[start INFORMATION SUPPLIED]
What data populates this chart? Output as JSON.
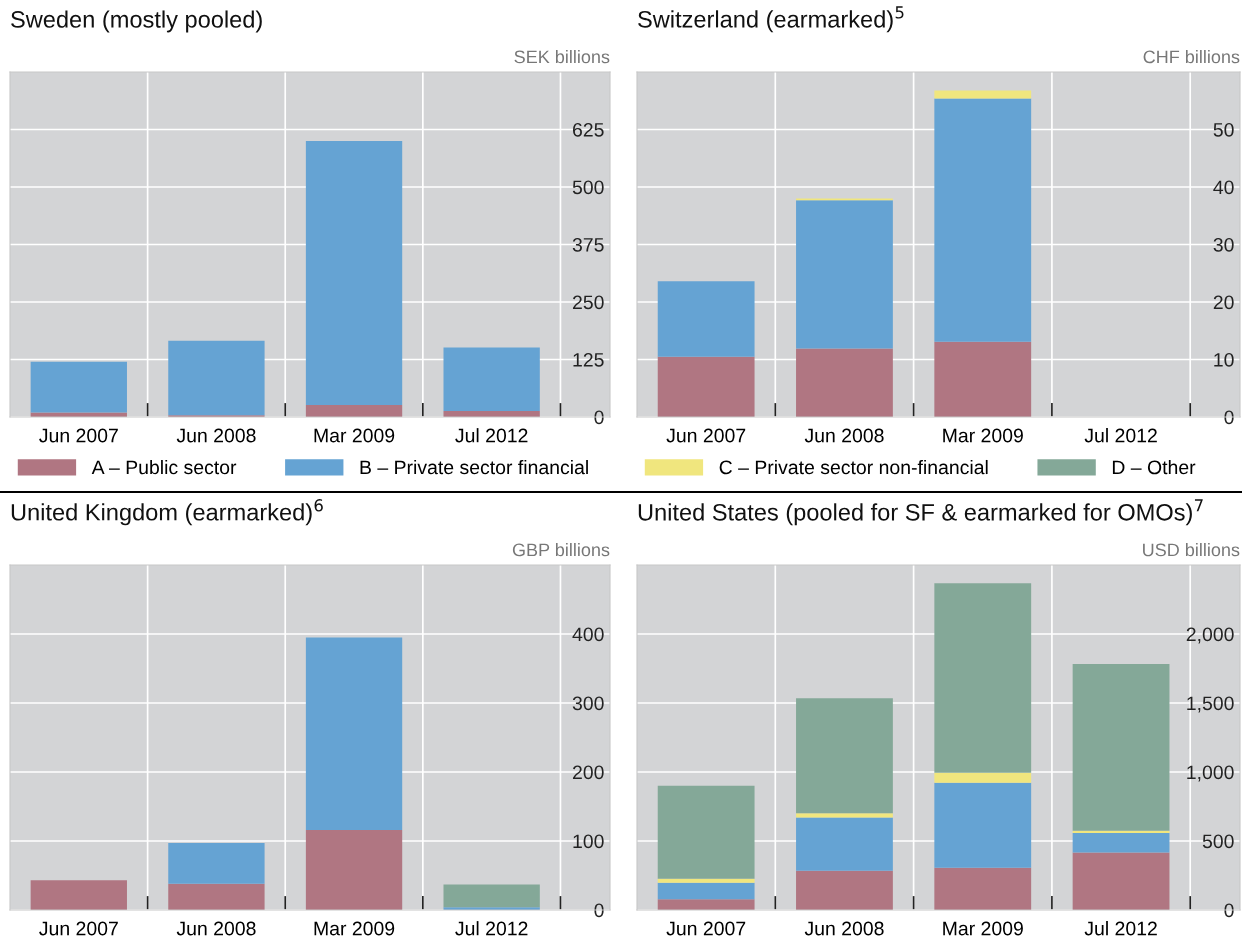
{
  "chart_data": [
    {
      "type": "bar",
      "title": "Sweden (mostly pooled)",
      "ylabel": "SEK billions",
      "stacked": true,
      "grid": true,
      "legend": "bottom",
      "categories": [
        "Jun 2007",
        "Jun 2008",
        "Mar 2009",
        "Jul 2012"
      ],
      "series": [
        {
          "name": "A – Public sector",
          "color": "#b07682",
          "values": [
            10,
            4,
            26,
            13
          ]
        },
        {
          "name": "B – Private sector financial",
          "color": "#65a3d3",
          "values": [
            110,
            162,
            574,
            138
          ]
        }
      ],
      "ylim": [
        0,
        750
      ],
      "yticks": [
        0,
        125,
        250,
        375,
        500,
        625
      ]
    },
    {
      "type": "bar",
      "title": "Switzerland (earmarked)$^{5}$",
      "ylabel": "CHF billions",
      "stacked": true,
      "grid": true,
      "legend": "bottom",
      "categories": [
        "Jun 2007",
        "Jun 2008",
        "Mar 2009",
        "Jul 2012"
      ],
      "series": [
        {
          "color": "#b07682",
          "values": [
            10.5,
            11.9,
            13.1,
            null
          ]
        },
        {
          "color": "#65a3d3",
          "values": [
            13.1,
            25.8,
            42.3,
            null
          ]
        },
        {
          "name": "C – Private sector non-financial",
          "color": "#f0e67e",
          "values": [
            null,
            0.3,
            1.4,
            null
          ]
        },
        {
          "name": "D – Other",
          "color": "#84a898",
          "values": [
            null,
            null,
            null,
            null
          ]
        }
      ],
      "ylim": [
        0,
        60
      ],
      "yticks": [
        0,
        10,
        20,
        30,
        40,
        50
      ]
    },
    {
      "type": "bar",
      "title": "United Kingdom (earmarked)$^{6}$",
      "ylabel": "GBP billions",
      "stacked": true,
      "grid": true,
      "categories": [
        "Jun 2007",
        "Jun 2008",
        "Mar 2009",
        "Jul 2012"
      ],
      "series": [
        {
          "color": "#b07682",
          "values": [
            43,
            38,
            116,
            null
          ]
        },
        {
          "color": "#65a3d3",
          "values": [
            null,
            59,
            279,
            4
          ]
        },
        {
          "color": "#84a898",
          "values": [
            null,
            null,
            null,
            33
          ]
        }
      ],
      "ylim": [
        0,
        500
      ],
      "yticks": [
        0,
        100,
        200,
        300,
        400
      ]
    },
    {
      "type": "bar",
      "title": "United States (pooled for SF & earmarked for OMOs)$^{7}$",
      "ylabel": "USD billions",
      "stacked": true,
      "grid": true,
      "categories": [
        "Jun 2007",
        "Jun 2008",
        "Mar 2009",
        "Jul 2012"
      ],
      "series": [
        {
          "color": "#b07682",
          "values": [
            78,
            285,
            307,
            417
          ]
        },
        {
          "color": "#65a3d3",
          "values": [
            120,
            385,
            616,
            141
          ]
        },
        {
          "color": "#f0e67e",
          "values": [
            29,
            31,
            71,
            17
          ]
        },
        {
          "color": "#84a898",
          "values": [
            673,
            834,
            1374,
            1207
          ]
        }
      ],
      "ylim": [
        0,
        2500
      ],
      "yticks": [
        0,
        {
          "value": 500,
          "label": "500"
        },
        {
          "value": 1000,
          "label": "1,000"
        },
        {
          "value": 1500,
          "label": "1,500"
        },
        {
          "value": 2000,
          "label": "2,000"
        }
      ]
    }
  ]
}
[end INFORMATION SUPPLIED]
*DO THIS*:
Pictures in the records must not appear in the copy; transcribe everything else precisely.

*RESPONSE TO THIS EXERCISE*:
What data populates this chart? Output as JSON.
{
  "chart_data": [
    {
      "type": "bar",
      "title": "Sweden (mostly pooled)",
      "ylabel": "SEK billions",
      "stacked": true,
      "grid": true,
      "legend": "bottom",
      "categories": [
        "Jun 2007",
        "Jun 2008",
        "Mar 2009",
        "Jul 2012"
      ],
      "series": [
        {
          "name": "A – Public sector",
          "color": "#b07682",
          "values": [
            10,
            4,
            26,
            13
          ]
        },
        {
          "name": "B – Private sector financial",
          "color": "#65a3d3",
          "values": [
            110,
            162,
            574,
            138
          ]
        }
      ],
      "ylim": [
        0,
        750
      ],
      "yticks": [
        0,
        125,
        250,
        375,
        500,
        625
      ]
    },
    {
      "type": "bar",
      "title": "Switzerland (earmarked)$^{5}$",
      "ylabel": "CHF billions",
      "stacked": true,
      "grid": true,
      "legend": "bottom",
      "categories": [
        "Jun 2007",
        "Jun 2008",
        "Mar 2009",
        "Jul 2012"
      ],
      "series": [
        {
          "color": "#b07682",
          "values": [
            10.5,
            11.9,
            13.1,
            null
          ]
        },
        {
          "color": "#65a3d3",
          "values": [
            13.1,
            25.8,
            42.3,
            null
          ]
        },
        {
          "name": "C – Private sector non-financial",
          "color": "#f0e67e",
          "values": [
            null,
            0.3,
            1.4,
            null
          ]
        },
        {
          "name": "D – Other",
          "color": "#84a898",
          "values": [
            null,
            null,
            null,
            null
          ]
        }
      ],
      "ylim": [
        0,
        60
      ],
      "yticks": [
        0,
        10,
        20,
        30,
        40,
        50
      ]
    },
    {
      "type": "bar",
      "title": "United Kingdom (earmarked)$^{6}$",
      "ylabel": "GBP billions",
      "stacked": true,
      "grid": true,
      "categories": [
        "Jun 2007",
        "Jun 2008",
        "Mar 2009",
        "Jul 2012"
      ],
      "series": [
        {
          "color": "#b07682",
          "values": [
            43,
            38,
            116,
            null
          ]
        },
        {
          "color": "#65a3d3",
          "values": [
            null,
            59,
            279,
            4
          ]
        },
        {
          "color": "#84a898",
          "values": [
            null,
            null,
            null,
            33
          ]
        }
      ],
      "ylim": [
        0,
        500
      ],
      "yticks": [
        0,
        100,
        200,
        300,
        400
      ]
    },
    {
      "type": "bar",
      "title": "United States (pooled for SF & earmarked for OMOs)$^{7}$",
      "ylabel": "USD billions",
      "stacked": true,
      "grid": true,
      "categories": [
        "Jun 2007",
        "Jun 2008",
        "Mar 2009",
        "Jul 2012"
      ],
      "series": [
        {
          "color": "#b07682",
          "values": [
            78,
            285,
            307,
            417
          ]
        },
        {
          "color": "#65a3d3",
          "values": [
            120,
            385,
            616,
            141
          ]
        },
        {
          "color": "#f0e67e",
          "values": [
            29,
            31,
            71,
            17
          ]
        },
        {
          "color": "#84a898",
          "values": [
            673,
            834,
            1374,
            1207
          ]
        }
      ],
      "ylim": [
        0,
        2500
      ],
      "yticks": [
        0,
        {
          "value": 500,
          "label": "500"
        },
        {
          "value": 1000,
          "label": "1,000"
        },
        {
          "value": 1500,
          "label": "1,500"
        },
        {
          "value": 2000,
          "label": "2,000"
        }
      ]
    }
  ]
}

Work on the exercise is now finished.